→ Required work: What follows is a listing; give it again exactly, in its entirety.

→ Provided data:
*****

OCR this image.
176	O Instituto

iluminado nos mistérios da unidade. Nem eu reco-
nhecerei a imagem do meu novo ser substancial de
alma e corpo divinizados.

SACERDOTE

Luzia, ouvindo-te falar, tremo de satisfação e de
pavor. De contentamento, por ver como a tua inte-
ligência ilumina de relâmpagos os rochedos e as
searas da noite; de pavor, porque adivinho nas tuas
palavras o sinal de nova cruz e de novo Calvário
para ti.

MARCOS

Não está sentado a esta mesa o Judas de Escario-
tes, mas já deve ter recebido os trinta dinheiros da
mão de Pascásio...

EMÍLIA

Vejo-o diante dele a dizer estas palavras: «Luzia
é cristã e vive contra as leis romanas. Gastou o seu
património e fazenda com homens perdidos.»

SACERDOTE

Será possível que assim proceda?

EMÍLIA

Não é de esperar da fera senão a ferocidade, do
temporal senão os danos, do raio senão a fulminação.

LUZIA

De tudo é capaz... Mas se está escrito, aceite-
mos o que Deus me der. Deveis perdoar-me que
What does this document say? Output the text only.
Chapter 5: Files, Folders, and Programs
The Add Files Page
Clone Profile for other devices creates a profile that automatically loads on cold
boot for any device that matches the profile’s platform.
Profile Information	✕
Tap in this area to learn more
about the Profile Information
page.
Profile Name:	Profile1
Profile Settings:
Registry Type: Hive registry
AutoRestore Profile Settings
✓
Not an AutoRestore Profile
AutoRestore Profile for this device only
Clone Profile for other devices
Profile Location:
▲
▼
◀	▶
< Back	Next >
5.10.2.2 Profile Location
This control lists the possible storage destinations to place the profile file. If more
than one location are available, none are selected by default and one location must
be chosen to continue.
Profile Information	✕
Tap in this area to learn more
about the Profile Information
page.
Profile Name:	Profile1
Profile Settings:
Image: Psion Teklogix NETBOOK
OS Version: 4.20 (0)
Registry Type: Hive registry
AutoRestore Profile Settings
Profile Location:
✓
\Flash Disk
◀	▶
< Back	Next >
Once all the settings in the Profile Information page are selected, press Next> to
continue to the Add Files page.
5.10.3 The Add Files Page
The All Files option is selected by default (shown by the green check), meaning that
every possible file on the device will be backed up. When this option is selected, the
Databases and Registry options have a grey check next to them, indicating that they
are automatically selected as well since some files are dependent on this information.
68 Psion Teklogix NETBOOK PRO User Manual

*****

→ The reply:
OCR this image.
176	O Instituto

iluminado nos mistérios da unidade. Nem eu reco-
nhecerei a imagem do meu novo ser substancial de
alma e corpo divinizados.

SACERDOTE

Luzia, ouvindo-te falar, tremo de satisfação e de
pavor. De contentamento, por ver como a tua inte-
ligência ilumina de relâmpagos os rochedos e as
searas da noite; de pavor, porque adivinho nas tuas
palavras o sinal de nova cruz e de novo Calvário
para ti.

MARCOS

Não está sentado a esta mesa o Judas de Escario-
tes, mas já deve ter recebido os trinta dinheiros da
mão de Pascásio...

EMÍLIA

Vejo-o diante dele a dizer estas palavras: «Luzia
é cristã e vive contra as leis romanas. Gastou o seu
património e fazenda com homens perdidos.»

SACERDOTE

Será possível que assim proceda?

EMÍLIA

Não é de esperar da fera senão a ferocidade, do
temporal senão os danos, do raio senão a fulminação.

LUZIA

De tudo é capaz... Mas se está escrito, aceite-
mos o que Deus me der. Deveis perdoar-me que
What does this document say? Output the text only.
Chapter 5: Files, Folders, and Programs
The Add Files Page
Clone Profile for other devices creates a profile that automatically loads on cold
boot for any device that matches the profile’s platform.
Profile Information	✕
Tap in this area to learn more
about the Profile Information
page.
Profile Name:	Profile1
Profile Settings:
Registry Type: Hive registry
AutoRestore Profile Settings
✓
Not an AutoRestore Profile
AutoRestore Profile for this device only
Clone Profile for other devices
Profile Location:
▲
▼
◀	▶
< Back	Next >
5.10.2.2 Profile Location
This control lists the possible storage destinations to place the profile file. If more
than one location are available, none are selected by default and one location must
be chosen to continue.
Profile Information	✕
Tap in this area to learn more
about the Profile Information
page.
Profile Name:	Profile1
Profile Settings:
Image: Psion Teklogix NETBOOK
OS Version: 4.20 (0)
Registry Type: Hive registry
AutoRestore Profile Settings
Profile Location:
✓
\Flash Disk
◀	▶
< Back	Next >
Once all the settings in the Profile Information page are selected, press Next> to
continue to the Add Files page.
5.10.3 The Add Files Page
The All Files option is selected by default (shown by the green check), meaning that
every possible file on the device will be backed up. When this option is selected, the
Databases and Registry options have a grey check next to them, indicating that they
are automatically selected as well since some files are dependent on this information.
68 Psion Teklogix NETBOOK PRO User Manual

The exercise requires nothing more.